Dataset records on visual material:
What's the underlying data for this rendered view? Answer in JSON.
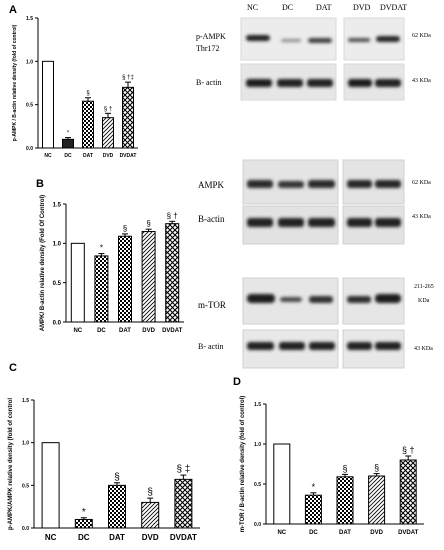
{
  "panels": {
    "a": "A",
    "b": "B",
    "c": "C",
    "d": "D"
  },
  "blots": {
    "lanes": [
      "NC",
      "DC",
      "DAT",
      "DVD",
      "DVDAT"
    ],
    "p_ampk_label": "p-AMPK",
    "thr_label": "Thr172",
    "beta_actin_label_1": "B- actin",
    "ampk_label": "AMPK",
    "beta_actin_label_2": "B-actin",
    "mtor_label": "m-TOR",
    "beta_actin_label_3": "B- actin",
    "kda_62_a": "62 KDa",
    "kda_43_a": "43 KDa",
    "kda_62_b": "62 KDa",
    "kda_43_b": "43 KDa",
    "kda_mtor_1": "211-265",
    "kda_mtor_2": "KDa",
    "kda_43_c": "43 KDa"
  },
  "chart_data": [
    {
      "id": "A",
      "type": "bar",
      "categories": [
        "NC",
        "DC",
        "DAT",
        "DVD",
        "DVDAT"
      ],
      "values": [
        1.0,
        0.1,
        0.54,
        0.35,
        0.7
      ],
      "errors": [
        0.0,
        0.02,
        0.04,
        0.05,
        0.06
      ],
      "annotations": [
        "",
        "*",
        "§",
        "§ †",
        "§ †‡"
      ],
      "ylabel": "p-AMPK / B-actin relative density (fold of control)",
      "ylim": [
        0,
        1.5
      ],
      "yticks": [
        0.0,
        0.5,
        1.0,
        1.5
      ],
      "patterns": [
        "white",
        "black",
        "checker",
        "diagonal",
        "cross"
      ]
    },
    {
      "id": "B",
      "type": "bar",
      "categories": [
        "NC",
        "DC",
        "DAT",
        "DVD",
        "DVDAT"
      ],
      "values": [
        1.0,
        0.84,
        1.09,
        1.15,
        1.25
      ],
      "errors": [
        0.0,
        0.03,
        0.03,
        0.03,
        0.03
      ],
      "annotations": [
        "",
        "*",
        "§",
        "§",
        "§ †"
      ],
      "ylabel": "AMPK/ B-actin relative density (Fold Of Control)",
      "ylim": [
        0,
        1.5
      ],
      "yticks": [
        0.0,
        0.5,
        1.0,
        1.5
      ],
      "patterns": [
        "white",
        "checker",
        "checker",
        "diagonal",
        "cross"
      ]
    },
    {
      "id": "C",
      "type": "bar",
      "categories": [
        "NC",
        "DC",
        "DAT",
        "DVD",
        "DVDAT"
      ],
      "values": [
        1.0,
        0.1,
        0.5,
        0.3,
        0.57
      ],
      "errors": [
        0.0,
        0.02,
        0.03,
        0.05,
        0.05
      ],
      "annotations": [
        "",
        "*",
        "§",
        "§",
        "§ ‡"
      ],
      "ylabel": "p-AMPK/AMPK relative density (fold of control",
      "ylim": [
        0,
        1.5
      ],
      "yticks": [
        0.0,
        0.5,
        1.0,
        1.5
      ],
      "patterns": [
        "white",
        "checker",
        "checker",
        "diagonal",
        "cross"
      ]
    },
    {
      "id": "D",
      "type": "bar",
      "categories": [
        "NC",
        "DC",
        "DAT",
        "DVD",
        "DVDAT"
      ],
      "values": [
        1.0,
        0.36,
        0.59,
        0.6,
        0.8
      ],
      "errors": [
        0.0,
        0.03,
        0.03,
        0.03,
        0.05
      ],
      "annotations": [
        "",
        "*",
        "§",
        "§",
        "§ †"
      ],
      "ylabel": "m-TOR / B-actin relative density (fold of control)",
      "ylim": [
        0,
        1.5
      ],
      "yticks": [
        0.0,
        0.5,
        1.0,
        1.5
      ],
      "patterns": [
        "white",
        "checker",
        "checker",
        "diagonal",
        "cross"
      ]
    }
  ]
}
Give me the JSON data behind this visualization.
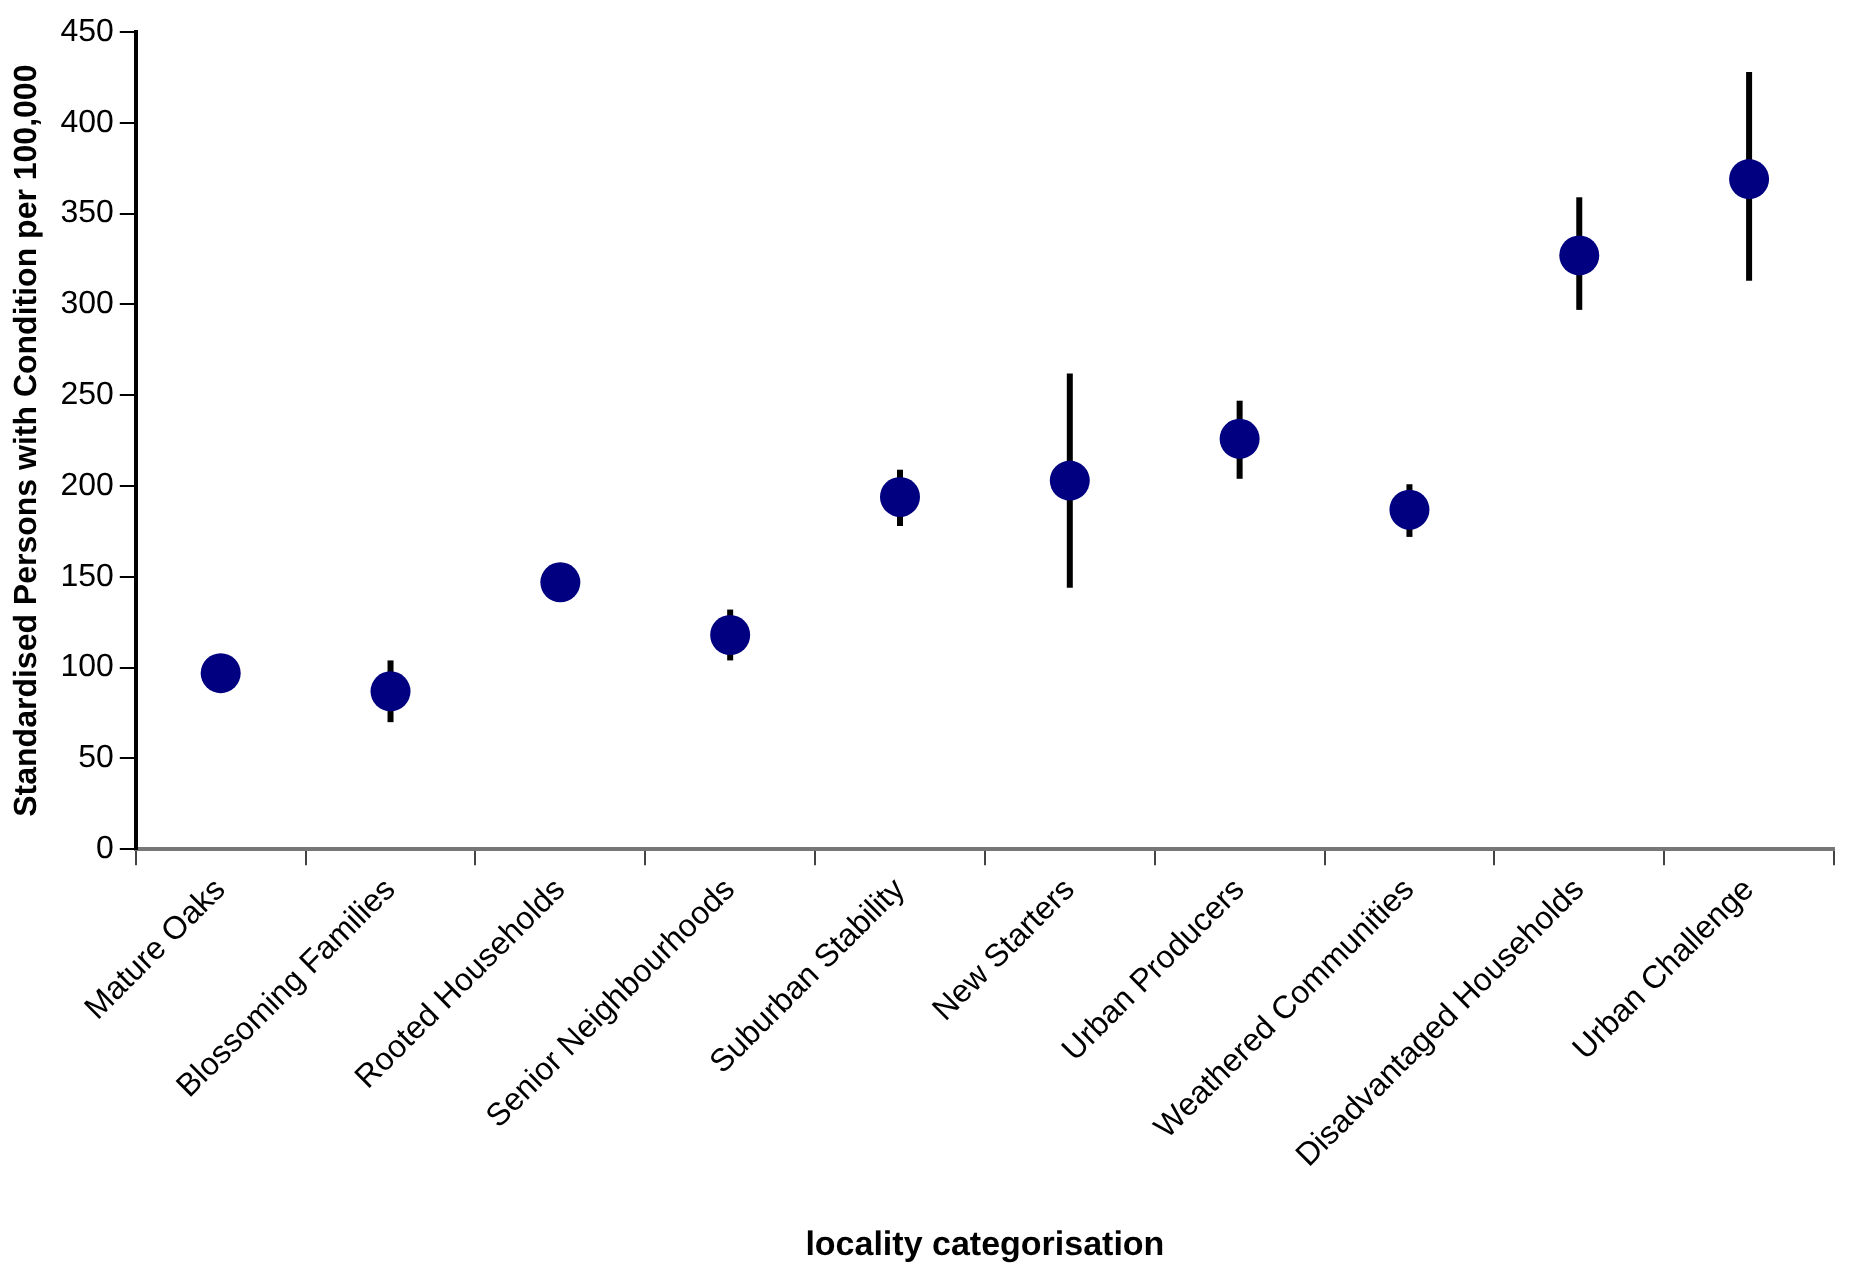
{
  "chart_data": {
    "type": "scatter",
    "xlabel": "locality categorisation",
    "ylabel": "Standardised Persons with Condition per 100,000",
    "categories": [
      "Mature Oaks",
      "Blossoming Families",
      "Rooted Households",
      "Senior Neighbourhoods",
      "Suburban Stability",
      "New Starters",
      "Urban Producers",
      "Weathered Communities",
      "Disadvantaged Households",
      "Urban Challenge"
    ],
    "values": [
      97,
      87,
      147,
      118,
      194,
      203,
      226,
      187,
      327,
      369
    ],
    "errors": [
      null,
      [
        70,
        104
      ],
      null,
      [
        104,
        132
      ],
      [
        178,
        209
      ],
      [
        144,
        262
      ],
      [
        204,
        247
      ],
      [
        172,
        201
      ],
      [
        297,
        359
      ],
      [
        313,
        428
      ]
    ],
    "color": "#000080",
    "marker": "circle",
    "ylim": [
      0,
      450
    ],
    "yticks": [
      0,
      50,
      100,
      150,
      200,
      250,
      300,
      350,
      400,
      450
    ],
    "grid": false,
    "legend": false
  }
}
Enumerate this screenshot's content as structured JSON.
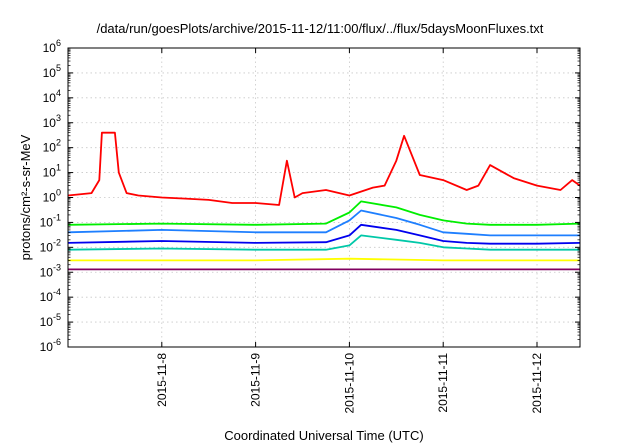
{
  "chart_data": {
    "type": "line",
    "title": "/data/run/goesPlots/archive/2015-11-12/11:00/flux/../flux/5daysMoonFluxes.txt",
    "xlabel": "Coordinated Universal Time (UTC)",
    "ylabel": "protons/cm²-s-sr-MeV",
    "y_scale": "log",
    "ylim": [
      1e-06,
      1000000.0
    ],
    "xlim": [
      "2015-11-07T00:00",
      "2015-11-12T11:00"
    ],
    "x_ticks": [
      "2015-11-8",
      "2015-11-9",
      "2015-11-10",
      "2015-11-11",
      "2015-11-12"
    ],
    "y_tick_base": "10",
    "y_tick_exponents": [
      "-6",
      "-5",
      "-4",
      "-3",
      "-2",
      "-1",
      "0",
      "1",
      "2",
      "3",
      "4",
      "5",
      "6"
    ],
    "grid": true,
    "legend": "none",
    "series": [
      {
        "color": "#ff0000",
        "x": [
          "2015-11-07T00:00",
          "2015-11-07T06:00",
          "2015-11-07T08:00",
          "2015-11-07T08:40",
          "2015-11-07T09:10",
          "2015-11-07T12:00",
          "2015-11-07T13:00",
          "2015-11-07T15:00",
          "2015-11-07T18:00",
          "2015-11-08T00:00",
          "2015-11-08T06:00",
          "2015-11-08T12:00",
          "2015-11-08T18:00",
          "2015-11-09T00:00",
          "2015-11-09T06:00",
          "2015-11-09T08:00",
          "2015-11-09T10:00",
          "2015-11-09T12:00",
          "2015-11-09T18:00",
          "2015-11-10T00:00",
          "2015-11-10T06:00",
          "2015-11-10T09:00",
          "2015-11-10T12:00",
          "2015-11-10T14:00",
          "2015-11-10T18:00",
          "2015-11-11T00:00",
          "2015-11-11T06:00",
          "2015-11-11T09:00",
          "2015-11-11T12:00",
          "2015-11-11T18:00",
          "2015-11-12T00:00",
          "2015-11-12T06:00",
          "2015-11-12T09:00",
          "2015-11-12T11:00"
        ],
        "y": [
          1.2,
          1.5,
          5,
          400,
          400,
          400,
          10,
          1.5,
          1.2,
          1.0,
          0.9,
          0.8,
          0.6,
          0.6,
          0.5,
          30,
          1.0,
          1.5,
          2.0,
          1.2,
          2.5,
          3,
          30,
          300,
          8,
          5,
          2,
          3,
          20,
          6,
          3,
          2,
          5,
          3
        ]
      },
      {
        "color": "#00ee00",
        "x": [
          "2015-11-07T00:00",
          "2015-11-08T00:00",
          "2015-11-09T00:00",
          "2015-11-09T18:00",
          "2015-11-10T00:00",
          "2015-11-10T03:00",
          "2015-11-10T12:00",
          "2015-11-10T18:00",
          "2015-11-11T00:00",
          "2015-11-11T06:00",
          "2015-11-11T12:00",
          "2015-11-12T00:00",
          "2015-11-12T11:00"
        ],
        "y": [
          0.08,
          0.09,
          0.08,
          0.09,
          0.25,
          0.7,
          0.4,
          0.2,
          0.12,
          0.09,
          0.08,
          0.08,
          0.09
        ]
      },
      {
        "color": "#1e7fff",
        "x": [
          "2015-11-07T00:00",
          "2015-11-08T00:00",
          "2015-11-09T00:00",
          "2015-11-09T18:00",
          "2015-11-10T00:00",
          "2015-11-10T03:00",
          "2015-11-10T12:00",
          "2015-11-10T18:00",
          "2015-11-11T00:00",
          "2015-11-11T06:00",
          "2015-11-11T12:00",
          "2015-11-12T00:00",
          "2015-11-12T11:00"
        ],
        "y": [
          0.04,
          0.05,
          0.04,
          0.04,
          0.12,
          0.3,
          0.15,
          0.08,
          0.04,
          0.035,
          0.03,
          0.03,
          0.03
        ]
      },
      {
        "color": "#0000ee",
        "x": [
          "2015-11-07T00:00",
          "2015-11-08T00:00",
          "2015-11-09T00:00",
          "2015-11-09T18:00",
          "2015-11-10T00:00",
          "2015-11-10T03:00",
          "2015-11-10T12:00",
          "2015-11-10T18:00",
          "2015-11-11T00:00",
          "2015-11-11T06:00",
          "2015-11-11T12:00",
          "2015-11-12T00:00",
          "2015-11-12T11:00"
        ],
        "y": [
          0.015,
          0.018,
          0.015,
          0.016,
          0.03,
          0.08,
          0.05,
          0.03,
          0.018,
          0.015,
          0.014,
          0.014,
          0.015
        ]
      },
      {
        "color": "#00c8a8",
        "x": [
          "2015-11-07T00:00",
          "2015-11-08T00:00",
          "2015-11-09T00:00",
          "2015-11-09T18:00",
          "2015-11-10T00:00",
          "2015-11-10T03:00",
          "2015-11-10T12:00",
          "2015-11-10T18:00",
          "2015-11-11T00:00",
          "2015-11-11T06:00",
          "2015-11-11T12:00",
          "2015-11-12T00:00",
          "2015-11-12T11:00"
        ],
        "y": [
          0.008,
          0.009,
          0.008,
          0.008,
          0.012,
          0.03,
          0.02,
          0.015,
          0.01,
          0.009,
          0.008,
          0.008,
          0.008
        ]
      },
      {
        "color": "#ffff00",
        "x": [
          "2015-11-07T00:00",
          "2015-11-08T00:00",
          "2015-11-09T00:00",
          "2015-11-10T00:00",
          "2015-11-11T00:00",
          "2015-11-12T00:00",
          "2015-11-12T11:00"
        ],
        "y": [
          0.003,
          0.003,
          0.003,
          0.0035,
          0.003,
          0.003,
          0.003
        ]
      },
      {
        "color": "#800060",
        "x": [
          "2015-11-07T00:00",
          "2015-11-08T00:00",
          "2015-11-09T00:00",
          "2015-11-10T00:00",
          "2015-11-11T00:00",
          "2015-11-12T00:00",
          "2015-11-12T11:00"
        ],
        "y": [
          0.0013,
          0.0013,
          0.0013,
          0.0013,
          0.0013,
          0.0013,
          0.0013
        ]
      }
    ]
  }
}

▸ What the task requires
Copy every single line of the material above that holds "this".

▸ Task answer
What's the underlying data for this rendered view? Answer in JSON.
Give me the JSON data behind this visualization.
Enumerate this screenshot's content as structured JSON.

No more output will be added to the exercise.